§ **What is being asked**:
Copy out the records from their first line through the line that contains "author-label: Author — [502, 868, 579, 894]", with no changes at all.

§ **Element position data**:
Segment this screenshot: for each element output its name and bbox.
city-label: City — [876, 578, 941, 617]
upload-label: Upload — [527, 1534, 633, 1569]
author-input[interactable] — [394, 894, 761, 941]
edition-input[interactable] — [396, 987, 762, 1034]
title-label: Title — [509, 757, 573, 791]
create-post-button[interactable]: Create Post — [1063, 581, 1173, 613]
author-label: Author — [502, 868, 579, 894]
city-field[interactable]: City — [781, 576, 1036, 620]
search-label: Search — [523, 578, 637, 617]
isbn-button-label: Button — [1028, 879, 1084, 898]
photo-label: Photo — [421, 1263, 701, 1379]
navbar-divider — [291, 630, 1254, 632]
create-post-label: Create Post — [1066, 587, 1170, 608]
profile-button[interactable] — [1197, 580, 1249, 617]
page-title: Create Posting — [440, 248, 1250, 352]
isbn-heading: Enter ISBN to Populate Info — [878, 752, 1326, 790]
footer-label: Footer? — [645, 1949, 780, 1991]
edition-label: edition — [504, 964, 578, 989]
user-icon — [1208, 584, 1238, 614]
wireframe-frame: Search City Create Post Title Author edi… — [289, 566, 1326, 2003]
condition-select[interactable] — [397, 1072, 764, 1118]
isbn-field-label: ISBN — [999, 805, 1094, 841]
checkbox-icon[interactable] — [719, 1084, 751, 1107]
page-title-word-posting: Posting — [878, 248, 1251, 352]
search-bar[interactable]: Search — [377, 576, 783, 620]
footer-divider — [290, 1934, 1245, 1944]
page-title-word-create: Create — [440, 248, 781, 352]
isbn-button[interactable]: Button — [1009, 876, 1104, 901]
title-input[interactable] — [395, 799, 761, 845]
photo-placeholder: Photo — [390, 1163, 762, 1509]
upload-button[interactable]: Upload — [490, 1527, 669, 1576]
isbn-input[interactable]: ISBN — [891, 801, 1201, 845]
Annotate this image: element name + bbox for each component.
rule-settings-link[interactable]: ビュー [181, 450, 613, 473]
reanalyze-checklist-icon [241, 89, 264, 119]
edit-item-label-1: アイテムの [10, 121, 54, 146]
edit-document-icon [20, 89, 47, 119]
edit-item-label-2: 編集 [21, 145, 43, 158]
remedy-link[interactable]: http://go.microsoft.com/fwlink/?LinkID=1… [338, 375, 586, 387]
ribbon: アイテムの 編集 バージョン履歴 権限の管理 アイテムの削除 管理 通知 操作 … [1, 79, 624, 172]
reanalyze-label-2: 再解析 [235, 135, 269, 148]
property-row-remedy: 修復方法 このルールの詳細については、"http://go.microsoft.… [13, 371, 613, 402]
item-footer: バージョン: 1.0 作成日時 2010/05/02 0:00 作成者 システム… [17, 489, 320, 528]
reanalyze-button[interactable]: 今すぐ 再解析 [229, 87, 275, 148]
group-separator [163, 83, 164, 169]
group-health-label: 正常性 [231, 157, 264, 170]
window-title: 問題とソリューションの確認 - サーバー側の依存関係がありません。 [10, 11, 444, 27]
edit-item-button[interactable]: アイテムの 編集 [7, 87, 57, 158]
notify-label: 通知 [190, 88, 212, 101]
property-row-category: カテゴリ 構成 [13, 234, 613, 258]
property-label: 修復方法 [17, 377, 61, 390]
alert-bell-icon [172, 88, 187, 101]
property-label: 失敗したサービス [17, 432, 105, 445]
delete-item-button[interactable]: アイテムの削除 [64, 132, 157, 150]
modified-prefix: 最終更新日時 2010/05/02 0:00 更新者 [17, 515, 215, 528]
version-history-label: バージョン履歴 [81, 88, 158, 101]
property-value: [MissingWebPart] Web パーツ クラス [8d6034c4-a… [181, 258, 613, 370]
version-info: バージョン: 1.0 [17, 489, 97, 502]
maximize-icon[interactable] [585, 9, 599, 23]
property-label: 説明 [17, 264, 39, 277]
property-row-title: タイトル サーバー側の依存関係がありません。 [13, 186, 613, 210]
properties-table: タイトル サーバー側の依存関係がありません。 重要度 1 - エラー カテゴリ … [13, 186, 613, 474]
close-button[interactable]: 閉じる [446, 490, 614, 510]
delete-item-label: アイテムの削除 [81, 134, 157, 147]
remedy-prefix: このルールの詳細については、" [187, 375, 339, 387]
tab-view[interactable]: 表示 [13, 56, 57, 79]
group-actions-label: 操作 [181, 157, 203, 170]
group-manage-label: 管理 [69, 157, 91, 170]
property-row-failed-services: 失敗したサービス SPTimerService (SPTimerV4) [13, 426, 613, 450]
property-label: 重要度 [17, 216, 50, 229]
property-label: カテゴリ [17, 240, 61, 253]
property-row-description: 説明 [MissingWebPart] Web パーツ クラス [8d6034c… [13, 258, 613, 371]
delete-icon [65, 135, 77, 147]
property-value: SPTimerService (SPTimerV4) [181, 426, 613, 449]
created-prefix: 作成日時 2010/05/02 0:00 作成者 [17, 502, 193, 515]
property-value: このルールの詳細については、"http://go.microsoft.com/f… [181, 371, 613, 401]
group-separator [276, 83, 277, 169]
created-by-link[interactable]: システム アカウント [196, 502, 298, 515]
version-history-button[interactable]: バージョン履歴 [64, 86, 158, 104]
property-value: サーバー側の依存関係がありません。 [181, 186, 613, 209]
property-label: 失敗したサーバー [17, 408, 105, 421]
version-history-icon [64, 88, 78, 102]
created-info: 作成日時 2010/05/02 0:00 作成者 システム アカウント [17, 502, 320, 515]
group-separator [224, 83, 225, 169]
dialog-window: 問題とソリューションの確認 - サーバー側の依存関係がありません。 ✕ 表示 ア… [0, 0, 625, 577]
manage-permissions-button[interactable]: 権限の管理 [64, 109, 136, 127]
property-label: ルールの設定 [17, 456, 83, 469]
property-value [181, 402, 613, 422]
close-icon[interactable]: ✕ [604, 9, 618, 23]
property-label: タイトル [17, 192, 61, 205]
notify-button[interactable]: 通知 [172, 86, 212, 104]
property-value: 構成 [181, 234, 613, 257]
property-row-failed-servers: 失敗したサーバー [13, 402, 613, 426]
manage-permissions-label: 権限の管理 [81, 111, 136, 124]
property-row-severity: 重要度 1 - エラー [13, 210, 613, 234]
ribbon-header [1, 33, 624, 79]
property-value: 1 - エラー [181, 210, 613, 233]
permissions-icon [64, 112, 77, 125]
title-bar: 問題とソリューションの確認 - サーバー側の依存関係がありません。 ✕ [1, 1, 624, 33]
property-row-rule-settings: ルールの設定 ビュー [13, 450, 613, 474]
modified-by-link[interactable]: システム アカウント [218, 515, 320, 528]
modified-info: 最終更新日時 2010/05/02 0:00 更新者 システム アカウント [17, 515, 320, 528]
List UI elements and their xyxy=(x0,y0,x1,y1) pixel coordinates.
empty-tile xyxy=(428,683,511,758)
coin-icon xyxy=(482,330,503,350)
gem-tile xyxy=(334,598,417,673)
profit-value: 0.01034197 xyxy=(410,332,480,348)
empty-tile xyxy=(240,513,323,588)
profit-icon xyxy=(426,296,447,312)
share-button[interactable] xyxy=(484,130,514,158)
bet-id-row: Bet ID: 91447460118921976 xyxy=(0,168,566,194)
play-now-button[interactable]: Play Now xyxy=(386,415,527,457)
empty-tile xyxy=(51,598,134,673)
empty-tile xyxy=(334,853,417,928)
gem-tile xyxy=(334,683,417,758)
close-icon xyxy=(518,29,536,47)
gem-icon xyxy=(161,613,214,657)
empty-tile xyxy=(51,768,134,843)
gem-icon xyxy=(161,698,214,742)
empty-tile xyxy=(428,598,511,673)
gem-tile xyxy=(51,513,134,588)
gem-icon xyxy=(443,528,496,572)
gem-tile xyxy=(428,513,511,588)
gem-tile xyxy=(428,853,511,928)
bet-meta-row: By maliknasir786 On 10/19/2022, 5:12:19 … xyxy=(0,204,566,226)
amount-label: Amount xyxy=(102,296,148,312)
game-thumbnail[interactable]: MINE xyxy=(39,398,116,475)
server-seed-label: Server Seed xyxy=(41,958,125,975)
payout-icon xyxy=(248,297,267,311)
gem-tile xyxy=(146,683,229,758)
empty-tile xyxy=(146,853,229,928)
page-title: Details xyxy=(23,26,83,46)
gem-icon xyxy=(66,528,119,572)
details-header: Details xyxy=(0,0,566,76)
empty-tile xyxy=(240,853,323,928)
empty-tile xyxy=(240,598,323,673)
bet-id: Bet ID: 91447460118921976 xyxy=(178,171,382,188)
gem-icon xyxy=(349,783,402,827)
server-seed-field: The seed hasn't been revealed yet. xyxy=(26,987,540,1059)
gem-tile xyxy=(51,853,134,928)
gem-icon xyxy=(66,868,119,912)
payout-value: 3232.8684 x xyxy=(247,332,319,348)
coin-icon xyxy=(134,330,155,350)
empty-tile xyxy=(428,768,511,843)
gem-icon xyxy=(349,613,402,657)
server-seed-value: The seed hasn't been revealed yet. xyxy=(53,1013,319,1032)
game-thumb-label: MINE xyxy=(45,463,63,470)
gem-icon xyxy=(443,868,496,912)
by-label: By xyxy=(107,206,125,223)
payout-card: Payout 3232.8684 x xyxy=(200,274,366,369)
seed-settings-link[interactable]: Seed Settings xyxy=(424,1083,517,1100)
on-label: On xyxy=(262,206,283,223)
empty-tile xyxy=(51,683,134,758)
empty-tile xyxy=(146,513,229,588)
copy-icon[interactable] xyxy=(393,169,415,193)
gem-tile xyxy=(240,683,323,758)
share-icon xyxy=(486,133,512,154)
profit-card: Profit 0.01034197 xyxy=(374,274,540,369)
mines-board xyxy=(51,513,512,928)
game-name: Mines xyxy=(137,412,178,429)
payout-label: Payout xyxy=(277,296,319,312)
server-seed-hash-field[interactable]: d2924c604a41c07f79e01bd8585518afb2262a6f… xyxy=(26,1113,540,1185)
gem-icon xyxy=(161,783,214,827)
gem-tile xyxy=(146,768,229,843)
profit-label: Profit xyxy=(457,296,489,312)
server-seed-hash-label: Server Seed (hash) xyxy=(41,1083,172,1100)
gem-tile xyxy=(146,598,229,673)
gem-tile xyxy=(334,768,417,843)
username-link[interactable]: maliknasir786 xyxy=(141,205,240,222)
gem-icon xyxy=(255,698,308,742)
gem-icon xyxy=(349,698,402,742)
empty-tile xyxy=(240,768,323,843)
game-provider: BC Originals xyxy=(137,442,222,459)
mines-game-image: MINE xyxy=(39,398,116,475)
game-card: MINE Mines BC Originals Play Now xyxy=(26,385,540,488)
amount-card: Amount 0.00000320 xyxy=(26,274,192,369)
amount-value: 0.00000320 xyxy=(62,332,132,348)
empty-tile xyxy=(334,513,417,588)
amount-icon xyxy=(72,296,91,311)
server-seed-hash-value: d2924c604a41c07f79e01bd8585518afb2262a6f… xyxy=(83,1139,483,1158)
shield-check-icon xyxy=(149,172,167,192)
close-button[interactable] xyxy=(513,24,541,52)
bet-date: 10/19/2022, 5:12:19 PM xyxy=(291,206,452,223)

§ **Exercise answer**:
Segment this screenshot: for each element output its name and bbox.
city-label: City — [876, 578, 941, 617]
upload-label: Upload — [527, 1534, 633, 1569]
author-input[interactable] — [394, 894, 761, 941]
edition-input[interactable] — [396, 987, 762, 1034]
title-label: Title — [509, 757, 573, 791]
create-post-button[interactable]: Create Post — [1063, 581, 1173, 613]
author-label: Author — [502, 868, 579, 894]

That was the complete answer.